TEXT SEGMENT =
++++++

A Word on the Charismatic Renewal

A Word on the Charismatic Renewal September 26, 2020

I apologize for the long gap between posts lately. The “a” key on my keyboard is dying of old age. Sometimes, when I press that key, it types an “a” with no problem. Sometimes, nothing happens, and I have to hit the “a” several times before it wakes up with a long line of aaaaaa’s for me to delete. Sometimes it works if I tilt the keyboard sideways, though I don’t know if that’s just a coincidence. Sometimes, it doesn’t work at all. And the same thing happens with caps lock and the exclamation point. So if this post sounds poorly edited to you, I apologize. Please remember that I’ve had to type almost every word with an “a” in it twice.

In the past week, people have been asking me to say something about Charismatic Catholicism. I’m getting questions from a couple places, including someone who appears to be blocked on my personal facebook but who contacted me on my Steel Magnificat Facebook page’s inbox wanting to talk about it. I don’t mean to be rude to that person but I can’t reply to them because they’re blocked, I can’t tell who they are, and the article they messaged me isn’t showing up either. My apologies for that.

People want me to talk about Charismatic Catholicism because I write very openly about having grown up in and out of the Charismatic Renewal, which I found to be extremely spiritually abusive and traumatic, and about having to find my faith in God apart from all that fear and panic as an adult. I’ve been surprised to find I’m not alone in this: whenever I write about it, I get a lot of comments from people who went through something very similar and thought it was just them as well. There are many survivors of the Charismatic Renewal, and we are badly hurt. I’m not glad that anyone was badly hurt, I wish we had not been through it, but I’m relieved and glad we can find each other and talk about it now.

People want me to talk about Charismatic Catholicism this particular week, because it has been announced that Donald Trump is going to appoint Amy Cony Barrett, a Charismatic Catholic and a member of the People of Praise community, to the Supreme Court. And here’s the part where I’m going to disappoint the more left-leaning part of my audience, because I actually think it would be cool to have a Catholic mom of seven on the Supreme Court. Catholic moms of large gaggles of kids are some of the wisest and most trustworthy people I know. I’m also concerned with how many people on social media decided to jump on Barett for having adopted children. Adoptive parents aren’t beyond suspicion. I’ve pulled no punches whatsoever rebuking Abby Johnson for the disgusting way she speaks about her adopted son. But it’s not appropriate to assume that every Catholic mom of an adopted child is abusive, any more than it’s appropriate to assume every priest is a pedophile. Unless there’s concrete evidence that she’s done something wrong, it’s grossly inappropriate and needs to stop. And I think the news media need to stop filming her and her children as if they’re paparazzi filming the Royal Family as well. I just saw a video of the Barretts leaving their house “all dressed up for a special occasion” as if it’s scary and suspicious that a Catholic family leaves the house in their Sunday best on Saturday afternoon. For all anyone knows, they were going to CCD and a vigil Mass. It’s voyeuristic to film somebody’s kids like that. Cut it out.

++++++

PROVIDED DATA =
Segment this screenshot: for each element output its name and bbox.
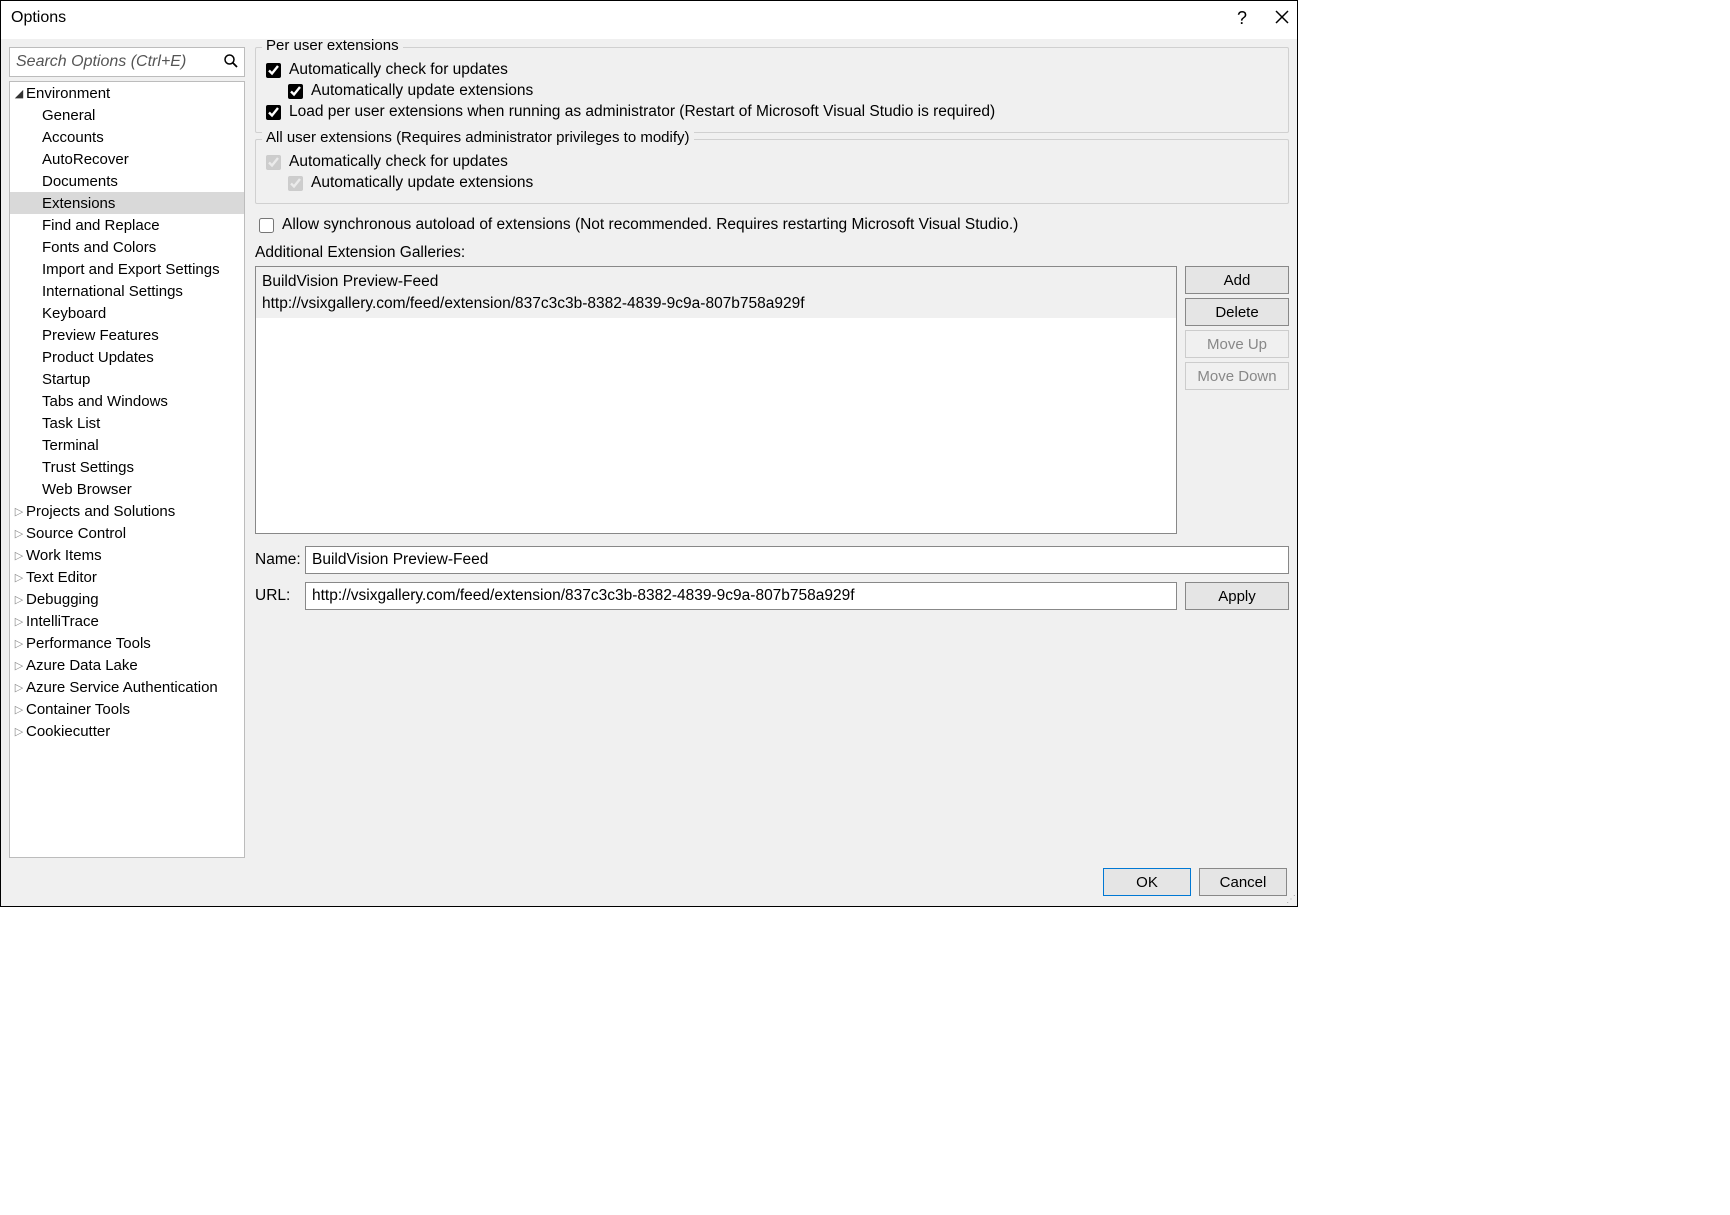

++++++

WHAT TO WORK ON =
Answer these questions from the blog post on the Charismatic Renewal:
(a) Which keyboard key does the writer say is dying of old age?
(b) The writer was contacted through the inbox of which Facebook page?
(c) What community is the person Donald Trump is going to appoint to the Supreme Court said to belong to?
The lines bear no relation to the blog post.

EXERCISE OUTPUT =
(a) The "a" key.
(b) The Steel Magnificat Facebook page.
(c) The People of Praise community.